Exercise brief: List each line of the data in which the string "that" appears.

Data:
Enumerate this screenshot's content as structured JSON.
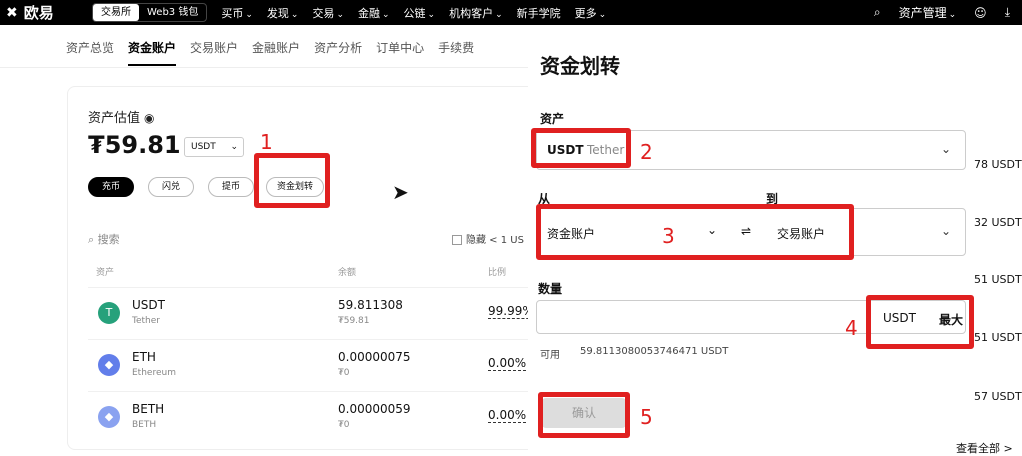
{
  "topnav": {
    "logo": "欧易",
    "tabs": [
      "交易所",
      "Web3 钱包"
    ],
    "items": [
      "买币",
      "发现",
      "交易",
      "金融",
      "公链",
      "机构客户",
      "新手学院",
      "更多"
    ],
    "asset_mgmt": "资产管理"
  },
  "subnav": [
    "资产总览",
    "资金账户",
    "交易账户",
    "金融账户",
    "资产分析",
    "订单中心",
    "手续费"
  ],
  "summary": {
    "label": "资产估值",
    "amount": "₮59.81",
    "unit": "USDT",
    "buttons": [
      "充币",
      "闪兑",
      "提币",
      "资金划转"
    ],
    "search_placeholder": "搜索",
    "hide_label": "隐藏 < 1 US"
  },
  "table": {
    "headers": [
      "资产",
      "余额",
      "比例"
    ],
    "rows": [
      {
        "symbol": "USDT",
        "name": "Tether",
        "balance": "59.811308",
        "fiat": "₮59.81",
        "pct": "99.99%",
        "icon": "tether-icon",
        "color": "#26a17b"
      },
      {
        "symbol": "ETH",
        "name": "Ethereum",
        "balance": "0.00000075",
        "fiat": "₮0",
        "pct": "0.00%",
        "icon": "ethereum-icon",
        "color": "#627eea"
      },
      {
        "symbol": "BETH",
        "name": "BETH",
        "balance": "0.00000059",
        "fiat": "₮0",
        "pct": "0.00%",
        "icon": "beth-icon",
        "color": "#8aa2f0"
      }
    ]
  },
  "modal": {
    "title": "资金划转",
    "asset_label": "资产",
    "asset": "USDT",
    "asset_name": "Tether",
    "from_label": "从",
    "from": "资金账户",
    "to_label": "到",
    "to": "交易账户",
    "qty_label": "数量",
    "qty_unit": "USDT",
    "max": "最大",
    "avail_label": "可用",
    "avail": "59.8113080053746471 USDT",
    "confirm": "确认"
  },
  "annotations": [
    "1",
    "2",
    "3",
    "4",
    "5"
  ],
  "right_values": [
    "78 USDT",
    "32 USDT",
    "51 USDT",
    "51 USDT",
    "57 USDT"
  ],
  "view_all": "查看全部 >"
}
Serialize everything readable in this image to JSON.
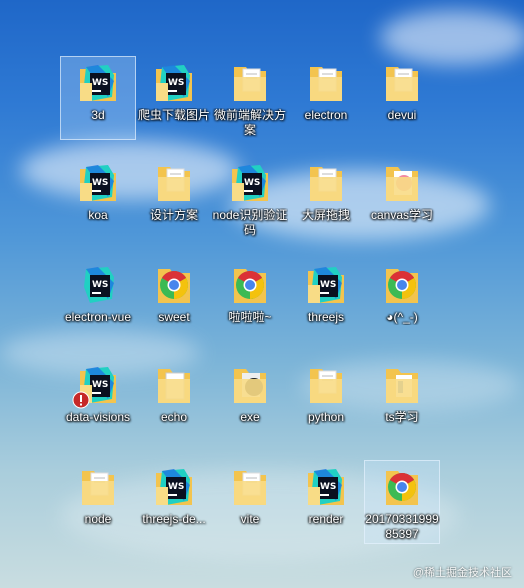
{
  "desktop": {
    "icons": [
      {
        "label": "3d",
        "type": "ws-folder",
        "selected": true
      },
      {
        "label": "爬虫下载图片",
        "type": "ws-folder"
      },
      {
        "label": "微前端解决方案",
        "type": "folder"
      },
      {
        "label": "electron",
        "type": "folder"
      },
      {
        "label": "devui",
        "type": "folder"
      },
      {
        "label": "koa",
        "type": "ws-folder"
      },
      {
        "label": "设计方案",
        "type": "folder"
      },
      {
        "label": "node识别验证码",
        "type": "ws-folder"
      },
      {
        "label": "大屏拖拽",
        "type": "folder"
      },
      {
        "label": "canvas学习",
        "type": "folder-pink"
      },
      {
        "label": "electron-vue",
        "type": "ws-app"
      },
      {
        "label": "sweet",
        "type": "chrome-folder"
      },
      {
        "label": "啦啦啦~",
        "type": "chrome-folder"
      },
      {
        "label": "threejs",
        "type": "ws-folder"
      },
      {
        "label": "◕(^_-)",
        "type": "chrome-folder"
      },
      {
        "label": "data-visions",
        "type": "ws-folder-error"
      },
      {
        "label": "echo",
        "type": "folder-white"
      },
      {
        "label": "exe",
        "type": "folder-dark"
      },
      {
        "label": "python",
        "type": "folder"
      },
      {
        "label": "ts学习",
        "type": "folder-blue"
      },
      {
        "label": "node",
        "type": "folder"
      },
      {
        "label": "threejs-de...",
        "type": "ws-folder"
      },
      {
        "label": "vite",
        "type": "folder"
      },
      {
        "label": "render",
        "type": "ws-folder"
      },
      {
        "label": "2017033199985397",
        "type": "chrome-folder",
        "selected": true
      }
    ],
    "watermark": "@稀土掘金技术社区"
  },
  "colors": {
    "folder": "#f3c44e",
    "folder_light": "#f8dc86",
    "ws_dark": "#0a1020",
    "ws_teal": "#21d0c3",
    "ws_blue": "#1d7be0",
    "chrome_red": "#db3236",
    "chrome_yellow": "#f4c20d",
    "chrome_green": "#3cba54",
    "chrome_blue": "#4885ed",
    "error_red": "#c62828"
  }
}
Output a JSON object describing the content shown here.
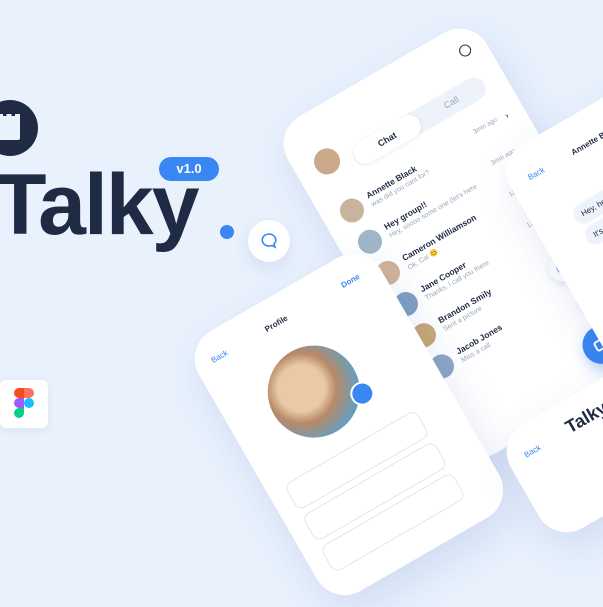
{
  "brand": {
    "title": "Talky",
    "version": "v1.0"
  },
  "colors": {
    "accent": "#3a86f2",
    "text": "#1f2a44",
    "bg": "#e9f1fd"
  },
  "icons": {
    "logo": "rook-icon",
    "figma": "figma-icon",
    "chat": "chat-bubble-icon",
    "video": "video-camera-icon"
  },
  "chat_screen": {
    "search_icon": "search-icon",
    "tabs": [
      "Chat",
      "Call"
    ],
    "conversations": [
      {
        "name": "Annette Black",
        "message": "was did you cant for?",
        "time": "3min ago"
      },
      {
        "name": "Hey group!!",
        "message": "Hey, soooo some one (let's here",
        "time": "3min ago"
      },
      {
        "name": "Cameron Williamson",
        "message": "Ok, Cal 😊",
        "time": "12:18 pm"
      },
      {
        "name": "Jane Cooper",
        "message": "Thanks, I call you there",
        "time": "12:18 pm"
      },
      {
        "name": "Brandon Smily",
        "message": "Sent a picture",
        "time": ""
      },
      {
        "name": "Jacob Jones",
        "message": "Miss a call",
        "time": ""
      }
    ]
  },
  "conversation_screen": {
    "back": "Back",
    "contact": "Annette Black",
    "messages": [
      "Hey, hey, hey...",
      "It's morning here 🙂"
    ]
  },
  "profile_screen": {
    "back": "Back",
    "title": "Profile",
    "done": "Done"
  },
  "bottom_screen": {
    "back": "Back",
    "title": "Talky."
  }
}
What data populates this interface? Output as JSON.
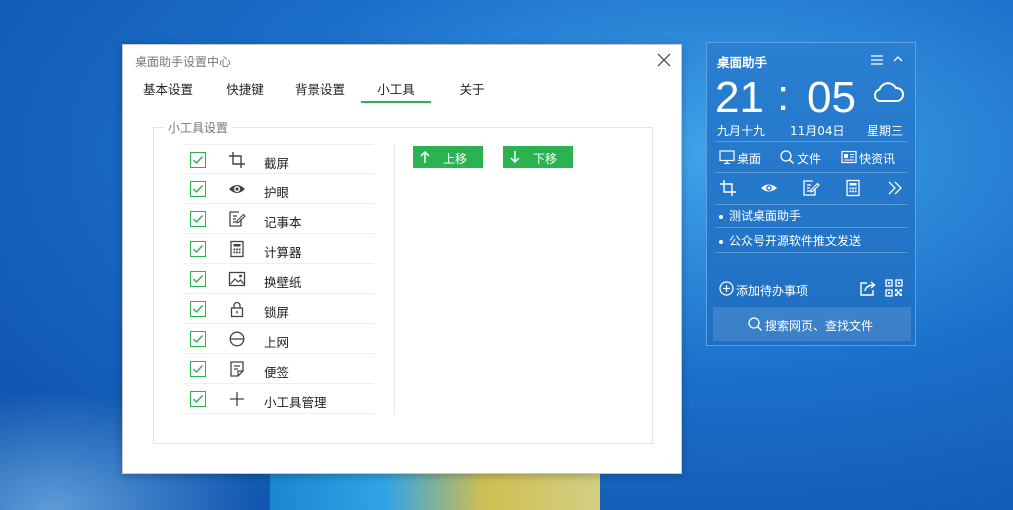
{
  "settings": {
    "title": "桌面助手设置中心",
    "tabs": [
      {
        "label": "基本设置"
      },
      {
        "label": "快捷键"
      },
      {
        "label": "背景设置"
      },
      {
        "label": "小工具",
        "active": true
      },
      {
        "label": "关于"
      }
    ],
    "group_label": "小工具设置",
    "tools": [
      {
        "label": "截屏",
        "icon": "crop-icon",
        "checked": true
      },
      {
        "label": "护眼",
        "icon": "eye-icon",
        "checked": true
      },
      {
        "label": "记事本",
        "icon": "notepad-icon",
        "checked": true
      },
      {
        "label": "计算器",
        "icon": "calculator-icon",
        "checked": true
      },
      {
        "label": "换壁纸",
        "icon": "wallpaper-icon",
        "checked": true
      },
      {
        "label": "锁屏",
        "icon": "lock-icon",
        "checked": true
      },
      {
        "label": "上网",
        "icon": "globe-icon",
        "checked": true
      },
      {
        "label": "便签",
        "icon": "sticky-note-icon",
        "checked": true
      },
      {
        "label": "小工具管理",
        "icon": "plus-icon",
        "checked": true
      }
    ],
    "move_up_label": "上移",
    "move_down_label": "下移",
    "accent_color": "#2bb352"
  },
  "widget": {
    "title": "桌面助手",
    "time": {
      "hours": "21",
      "colon": ":",
      "minutes": "05"
    },
    "lunar_date": "九月十九",
    "date": "11月04日",
    "weekday": "星期三",
    "weather_icon": "cloud-icon",
    "nav": [
      {
        "label": "桌面",
        "icon": "monitor-icon"
      },
      {
        "label": "文件",
        "icon": "search-icon"
      },
      {
        "label": "快资讯",
        "icon": "news-icon"
      }
    ],
    "tools": [
      "crop-icon",
      "eye-icon",
      "notepad-icon",
      "calculator-icon",
      "more-icon"
    ],
    "news": [
      "测试桌面助手",
      "公众号开源软件推文发送"
    ],
    "add_todo_label": "添加待办事项",
    "search_label": "搜索网页、查找文件",
    "background_color": "#2276c8"
  }
}
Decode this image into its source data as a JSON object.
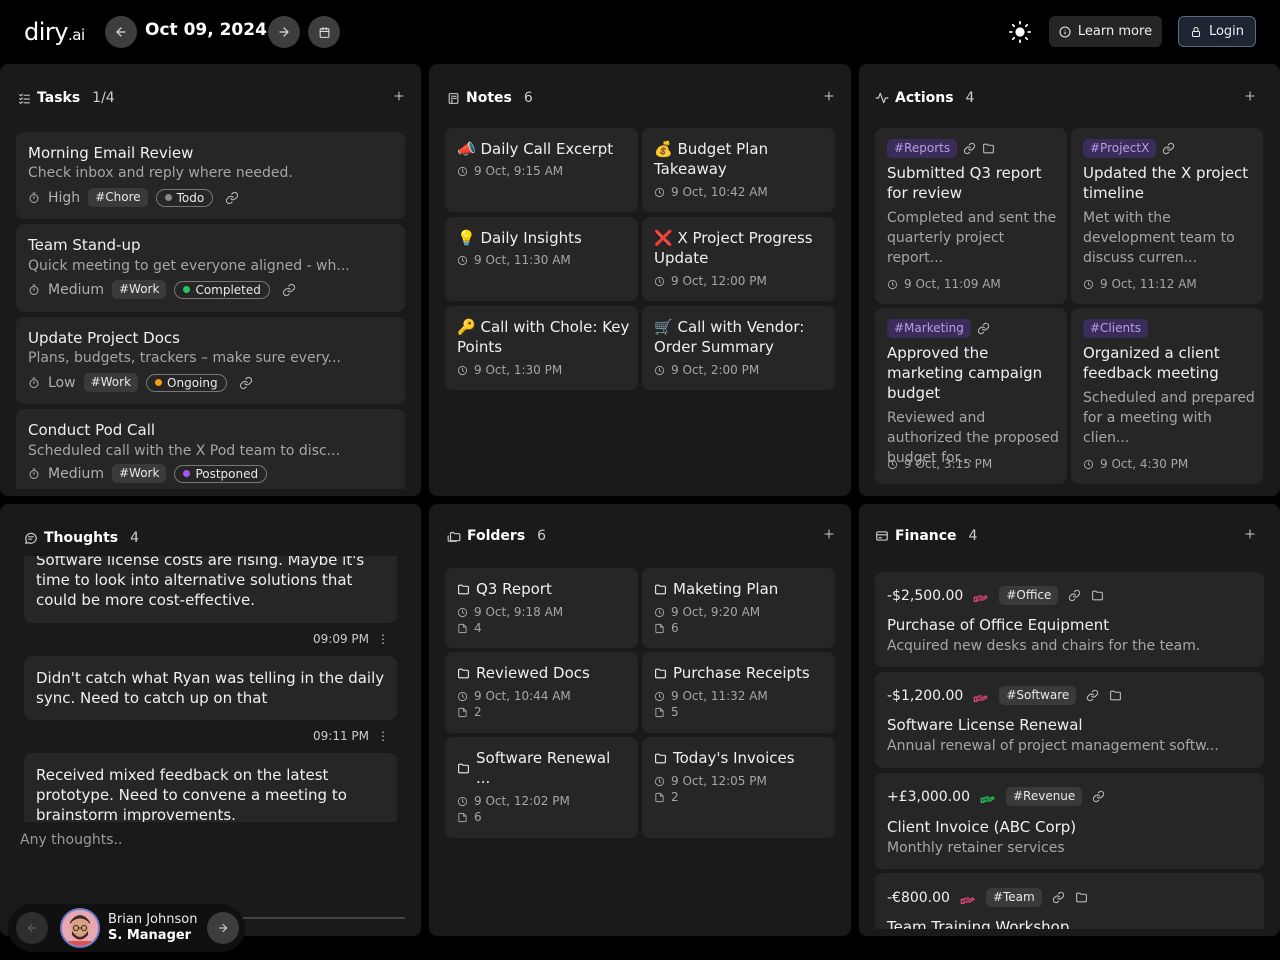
{
  "app": {
    "logo": "diry",
    "logo_suffix": ".ai",
    "date": "Oct 09, 2024",
    "learn_more": "Learn more",
    "login": "Login"
  },
  "tasks": {
    "title": "Tasks",
    "count": "1/4",
    "items": [
      {
        "title": "Morning Email Review",
        "desc": "Check inbox and reply where needed.",
        "priority": "High",
        "tag": "#Chore",
        "status": "Todo",
        "status_color": "#8a8a8a"
      },
      {
        "title": "Team Stand-up",
        "desc": "Quick meeting to get everyone aligned - wh...",
        "priority": "Medium",
        "tag": "#Work",
        "status": "Completed",
        "status_color": "#22c55e"
      },
      {
        "title": "Update Project Docs",
        "desc": "Plans, budgets, trackers – make sure every...",
        "priority": "Low",
        "tag": "#Work",
        "status": "Ongoing",
        "status_color": "#f59e0b"
      },
      {
        "title": "Conduct Pod Call",
        "desc": "Scheduled call with the X Pod team to disc...",
        "priority": "Medium",
        "tag": "#Work",
        "status": "Postponed",
        "status_color": "#a855f7"
      }
    ]
  },
  "notes": {
    "title": "Notes",
    "count": "6",
    "items": [
      {
        "emoji": "📣",
        "title": "Daily Call Excerpt",
        "time": "9 Oct, 9:15 AM"
      },
      {
        "emoji": "💰",
        "title": "Budget Plan Takeaway",
        "time": "9 Oct, 10:42 AM"
      },
      {
        "emoji": "💡",
        "title": "Daily Insights",
        "time": "9 Oct, 11:30 AM"
      },
      {
        "emoji": "❌",
        "title": "X Project Progress Update",
        "time": "9 Oct, 12:00 PM"
      },
      {
        "emoji": "🔑",
        "title": "Call with Chole: Key Points",
        "time": "9 Oct, 1:30 PM"
      },
      {
        "emoji": "🛒",
        "title": "Call with Vendor: Order Summary",
        "time": "9 Oct, 2:00 PM"
      }
    ]
  },
  "actions": {
    "title": "Actions",
    "count": "4",
    "items": [
      {
        "tag": "#Reports",
        "title": "Submitted Q3 report for review",
        "desc": "Completed and sent the quarterly project report...",
        "time": "9 Oct, 11:09 AM"
      },
      {
        "tag": "#ProjectX",
        "title": "Updated the X project timeline",
        "desc": "Met with the development team to discuss curren...",
        "time": "9 Oct, 11:12 AM"
      },
      {
        "tag": "#Marketing",
        "title": "Approved the marketing campaign budget",
        "desc": "Reviewed and authorized the proposed budget for...",
        "time": "9 Oct, 3:15 PM"
      },
      {
        "tag": "#Clients",
        "title": "Organized a client feedback meeting",
        "desc": "Scheduled and prepared for a meeting with clien...",
        "time": "9 Oct, 4:30 PM"
      }
    ]
  },
  "thoughts": {
    "title": "Thoughts",
    "count": "4",
    "items": [
      {
        "text": "Software license costs are rising. Maybe it's time to look into alternative solutions that could be more cost-effective.",
        "time": "09:09 PM"
      },
      {
        "text": "Didn't catch what Ryan was telling in the daily sync. Need to catch up on that",
        "time": "09:11 PM"
      },
      {
        "text": "Received mixed feedback on the latest prototype. Need to convene a meeting to brainstorm improvements.",
        "time": ""
      }
    ],
    "placeholder": "Any thoughts.."
  },
  "folders": {
    "title": "Folders",
    "count": "6",
    "items": [
      {
        "name": "Q3 Report",
        "time": "9 Oct, 9:18 AM",
        "files": "4"
      },
      {
        "name": "Maketing Plan",
        "time": "9 Oct, 9:20 AM",
        "files": "6"
      },
      {
        "name": "Reviewed Docs",
        "time": "9 Oct, 10:44 AM",
        "files": "2"
      },
      {
        "name": "Purchase Receipts",
        "time": "9 Oct, 11:32 AM",
        "files": "5"
      },
      {
        "name": "Software Renewal ...",
        "time": "9 Oct, 12:02 PM",
        "files": "6"
      },
      {
        "name": "Today's Invoices",
        "time": "9 Oct, 12:05 PM",
        "files": "2"
      }
    ]
  },
  "finance": {
    "title": "Finance",
    "count": "4",
    "items": [
      {
        "amount": "-$2,500.00",
        "tag": "#Office",
        "title": "Purchase of Office Equipment",
        "desc": "Acquired new desks and chairs for the team.",
        "color": "#e0457b"
      },
      {
        "amount": "-$1,200.00",
        "tag": "#Software",
        "title": "Software License Renewal",
        "desc": "Annual renewal of project management softw...",
        "color": "#e0457b"
      },
      {
        "amount": "+£3,000.00",
        "tag": "#Revenue",
        "title": "Client Invoice (ABC Corp)",
        "desc": "Monthly retainer services",
        "color": "#22c55e"
      },
      {
        "amount": "-€800.00",
        "tag": "#Team",
        "title": "Team Training Workshop",
        "desc": "",
        "color": "#e0457b"
      }
    ]
  },
  "user": {
    "name": "Brian Johnson",
    "role": "S. Manager"
  }
}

Result for this exercise:
        "text": "Software license costs are rising. Maybe it's time to look into alternative solutions that could be more cost-effective.",
        "text": "Didn't catch what Ryan was telling in the daily sync. Need to catch up on that",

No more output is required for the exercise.